_Task details_: Collect all the lines that mention the word "name".

##############################

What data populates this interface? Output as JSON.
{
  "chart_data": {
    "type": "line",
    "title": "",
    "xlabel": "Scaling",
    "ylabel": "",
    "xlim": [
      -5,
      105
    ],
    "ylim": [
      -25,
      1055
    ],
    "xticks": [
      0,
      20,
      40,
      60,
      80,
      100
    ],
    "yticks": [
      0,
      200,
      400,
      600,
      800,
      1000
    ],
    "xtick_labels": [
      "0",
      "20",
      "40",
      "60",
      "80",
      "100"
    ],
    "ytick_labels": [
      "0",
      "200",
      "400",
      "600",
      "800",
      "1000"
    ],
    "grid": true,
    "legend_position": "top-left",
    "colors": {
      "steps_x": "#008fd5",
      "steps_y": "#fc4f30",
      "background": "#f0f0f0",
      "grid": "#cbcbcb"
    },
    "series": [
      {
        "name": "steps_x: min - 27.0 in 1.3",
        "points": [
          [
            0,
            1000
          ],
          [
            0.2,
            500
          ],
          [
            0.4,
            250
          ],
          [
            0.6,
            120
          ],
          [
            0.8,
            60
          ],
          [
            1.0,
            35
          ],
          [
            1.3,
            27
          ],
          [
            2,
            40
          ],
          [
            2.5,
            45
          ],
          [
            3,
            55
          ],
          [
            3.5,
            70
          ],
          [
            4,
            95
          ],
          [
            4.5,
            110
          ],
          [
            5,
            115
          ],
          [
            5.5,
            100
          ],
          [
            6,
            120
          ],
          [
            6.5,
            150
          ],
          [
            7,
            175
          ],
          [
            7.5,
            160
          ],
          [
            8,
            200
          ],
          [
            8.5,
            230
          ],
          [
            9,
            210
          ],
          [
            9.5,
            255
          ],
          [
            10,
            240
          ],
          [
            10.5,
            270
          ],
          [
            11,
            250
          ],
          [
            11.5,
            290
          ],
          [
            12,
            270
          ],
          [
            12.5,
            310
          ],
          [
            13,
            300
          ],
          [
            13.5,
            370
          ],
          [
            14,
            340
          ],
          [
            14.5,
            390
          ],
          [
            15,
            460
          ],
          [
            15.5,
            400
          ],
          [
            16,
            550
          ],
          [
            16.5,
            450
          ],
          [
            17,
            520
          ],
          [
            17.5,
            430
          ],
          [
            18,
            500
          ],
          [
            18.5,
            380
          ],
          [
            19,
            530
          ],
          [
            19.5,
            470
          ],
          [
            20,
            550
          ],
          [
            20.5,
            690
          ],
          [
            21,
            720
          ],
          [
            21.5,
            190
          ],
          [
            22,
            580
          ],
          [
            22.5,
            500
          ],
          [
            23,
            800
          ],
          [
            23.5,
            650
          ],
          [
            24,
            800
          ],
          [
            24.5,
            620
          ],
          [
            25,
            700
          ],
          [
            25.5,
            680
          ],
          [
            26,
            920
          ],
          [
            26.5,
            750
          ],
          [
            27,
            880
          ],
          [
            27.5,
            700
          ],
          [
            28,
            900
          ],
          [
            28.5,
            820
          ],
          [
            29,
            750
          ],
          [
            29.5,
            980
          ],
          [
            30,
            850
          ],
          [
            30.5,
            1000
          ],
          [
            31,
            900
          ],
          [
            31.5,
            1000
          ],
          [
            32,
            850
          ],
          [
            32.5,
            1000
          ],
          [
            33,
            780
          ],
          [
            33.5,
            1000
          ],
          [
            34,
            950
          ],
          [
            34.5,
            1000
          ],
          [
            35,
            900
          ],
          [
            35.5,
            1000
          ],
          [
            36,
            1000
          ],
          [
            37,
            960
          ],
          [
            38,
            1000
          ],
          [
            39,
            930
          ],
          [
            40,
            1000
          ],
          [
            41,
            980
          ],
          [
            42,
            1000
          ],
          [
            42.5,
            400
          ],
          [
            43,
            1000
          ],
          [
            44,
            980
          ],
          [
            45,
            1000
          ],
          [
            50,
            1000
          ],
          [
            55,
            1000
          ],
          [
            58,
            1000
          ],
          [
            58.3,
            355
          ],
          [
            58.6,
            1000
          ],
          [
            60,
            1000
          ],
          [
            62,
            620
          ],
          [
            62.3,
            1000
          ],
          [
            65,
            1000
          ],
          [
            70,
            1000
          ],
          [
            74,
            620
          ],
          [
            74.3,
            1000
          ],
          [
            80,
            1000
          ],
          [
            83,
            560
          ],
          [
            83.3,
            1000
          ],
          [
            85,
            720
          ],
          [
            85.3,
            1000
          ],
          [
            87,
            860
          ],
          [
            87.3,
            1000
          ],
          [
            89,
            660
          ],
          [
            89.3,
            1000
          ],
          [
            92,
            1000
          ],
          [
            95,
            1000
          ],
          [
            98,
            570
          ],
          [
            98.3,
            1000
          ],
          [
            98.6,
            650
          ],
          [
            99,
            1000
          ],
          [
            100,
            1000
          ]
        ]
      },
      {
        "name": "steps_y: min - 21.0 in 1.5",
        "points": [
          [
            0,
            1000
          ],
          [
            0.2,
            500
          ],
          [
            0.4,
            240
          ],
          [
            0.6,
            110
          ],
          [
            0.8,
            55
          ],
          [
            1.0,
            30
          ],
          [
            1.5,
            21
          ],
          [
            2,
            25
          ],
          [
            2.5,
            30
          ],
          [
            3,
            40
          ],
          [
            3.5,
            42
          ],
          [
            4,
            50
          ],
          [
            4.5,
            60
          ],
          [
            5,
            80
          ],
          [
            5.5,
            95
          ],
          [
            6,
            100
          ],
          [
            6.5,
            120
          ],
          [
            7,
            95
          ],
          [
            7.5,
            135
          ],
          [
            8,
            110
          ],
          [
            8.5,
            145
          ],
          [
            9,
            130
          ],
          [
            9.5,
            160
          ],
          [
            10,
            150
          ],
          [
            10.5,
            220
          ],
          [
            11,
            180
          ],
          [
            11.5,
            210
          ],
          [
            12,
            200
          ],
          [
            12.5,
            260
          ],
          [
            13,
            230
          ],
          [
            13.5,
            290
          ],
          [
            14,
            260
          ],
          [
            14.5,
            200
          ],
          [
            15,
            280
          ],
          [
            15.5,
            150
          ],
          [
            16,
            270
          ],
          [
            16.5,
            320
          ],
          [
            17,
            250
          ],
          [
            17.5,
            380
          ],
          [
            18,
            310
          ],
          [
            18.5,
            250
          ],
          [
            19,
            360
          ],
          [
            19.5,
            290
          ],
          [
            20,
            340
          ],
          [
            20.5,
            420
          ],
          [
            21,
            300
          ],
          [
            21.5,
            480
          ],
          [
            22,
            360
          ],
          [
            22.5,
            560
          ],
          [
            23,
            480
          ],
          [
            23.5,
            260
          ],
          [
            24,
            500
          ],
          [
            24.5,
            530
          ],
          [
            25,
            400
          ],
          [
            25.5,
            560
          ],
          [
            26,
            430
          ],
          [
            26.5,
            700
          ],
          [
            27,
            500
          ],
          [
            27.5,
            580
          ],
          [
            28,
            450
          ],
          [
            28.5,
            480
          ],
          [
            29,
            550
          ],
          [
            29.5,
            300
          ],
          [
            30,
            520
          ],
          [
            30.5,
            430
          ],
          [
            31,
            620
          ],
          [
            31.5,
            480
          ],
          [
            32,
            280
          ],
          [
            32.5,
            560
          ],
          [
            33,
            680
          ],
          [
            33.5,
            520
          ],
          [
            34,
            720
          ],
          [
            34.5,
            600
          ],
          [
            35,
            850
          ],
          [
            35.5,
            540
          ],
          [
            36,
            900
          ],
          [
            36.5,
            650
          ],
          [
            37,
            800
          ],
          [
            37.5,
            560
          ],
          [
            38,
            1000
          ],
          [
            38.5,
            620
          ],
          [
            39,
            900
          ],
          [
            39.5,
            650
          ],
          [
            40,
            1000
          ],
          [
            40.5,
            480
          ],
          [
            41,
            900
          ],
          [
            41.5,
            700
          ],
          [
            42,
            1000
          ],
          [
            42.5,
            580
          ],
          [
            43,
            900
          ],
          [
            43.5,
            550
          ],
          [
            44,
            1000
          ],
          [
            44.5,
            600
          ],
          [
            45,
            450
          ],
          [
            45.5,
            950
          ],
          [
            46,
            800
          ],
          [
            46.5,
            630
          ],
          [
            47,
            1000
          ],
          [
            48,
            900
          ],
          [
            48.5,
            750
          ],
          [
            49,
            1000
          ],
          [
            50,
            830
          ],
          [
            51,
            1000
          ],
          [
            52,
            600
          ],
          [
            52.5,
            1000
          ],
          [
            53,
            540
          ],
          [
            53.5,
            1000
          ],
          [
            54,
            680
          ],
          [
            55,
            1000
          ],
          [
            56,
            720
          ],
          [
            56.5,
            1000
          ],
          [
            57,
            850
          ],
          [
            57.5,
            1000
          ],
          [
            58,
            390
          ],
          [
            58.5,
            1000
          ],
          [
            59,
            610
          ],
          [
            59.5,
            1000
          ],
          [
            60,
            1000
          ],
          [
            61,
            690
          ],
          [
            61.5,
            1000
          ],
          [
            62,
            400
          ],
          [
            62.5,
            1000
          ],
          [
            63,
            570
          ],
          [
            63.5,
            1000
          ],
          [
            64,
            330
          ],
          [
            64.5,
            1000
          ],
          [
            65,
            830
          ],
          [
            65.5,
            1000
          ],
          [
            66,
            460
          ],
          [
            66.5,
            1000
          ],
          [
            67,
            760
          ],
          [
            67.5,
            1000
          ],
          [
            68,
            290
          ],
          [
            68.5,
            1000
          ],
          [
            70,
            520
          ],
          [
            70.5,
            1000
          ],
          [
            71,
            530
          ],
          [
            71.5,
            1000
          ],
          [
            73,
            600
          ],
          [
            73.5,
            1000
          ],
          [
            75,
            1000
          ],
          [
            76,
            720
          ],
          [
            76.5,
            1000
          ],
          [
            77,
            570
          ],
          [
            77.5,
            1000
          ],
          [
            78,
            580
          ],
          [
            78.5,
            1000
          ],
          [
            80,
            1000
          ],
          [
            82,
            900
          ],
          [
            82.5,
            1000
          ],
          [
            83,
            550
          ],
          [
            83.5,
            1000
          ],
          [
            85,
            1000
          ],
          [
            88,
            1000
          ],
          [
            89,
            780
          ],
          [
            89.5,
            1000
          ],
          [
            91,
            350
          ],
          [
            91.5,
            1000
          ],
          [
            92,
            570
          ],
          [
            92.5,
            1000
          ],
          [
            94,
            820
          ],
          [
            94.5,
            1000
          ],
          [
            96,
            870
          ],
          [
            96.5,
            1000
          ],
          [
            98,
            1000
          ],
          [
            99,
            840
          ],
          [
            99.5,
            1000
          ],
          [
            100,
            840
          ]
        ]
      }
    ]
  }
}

##############################

_Final result_:
        "name": "steps_x: min - 27.0 in 1.3",
        "name": "steps_y: min - 21.0 in 1.5",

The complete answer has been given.